Exercise material:
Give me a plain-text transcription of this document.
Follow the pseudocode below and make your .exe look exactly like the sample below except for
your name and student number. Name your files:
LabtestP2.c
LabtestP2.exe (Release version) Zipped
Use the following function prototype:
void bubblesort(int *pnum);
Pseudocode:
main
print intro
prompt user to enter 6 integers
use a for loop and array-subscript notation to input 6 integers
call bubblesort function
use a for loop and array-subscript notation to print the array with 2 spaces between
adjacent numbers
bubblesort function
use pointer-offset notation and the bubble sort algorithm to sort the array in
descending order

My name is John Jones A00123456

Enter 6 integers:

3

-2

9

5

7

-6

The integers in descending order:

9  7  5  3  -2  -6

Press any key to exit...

Do this: Each line in the data that holds the string "print" should be found and copied.

Finished answer:
print intro
use a for loop and array-subscript notation to print the array with 2 spaces between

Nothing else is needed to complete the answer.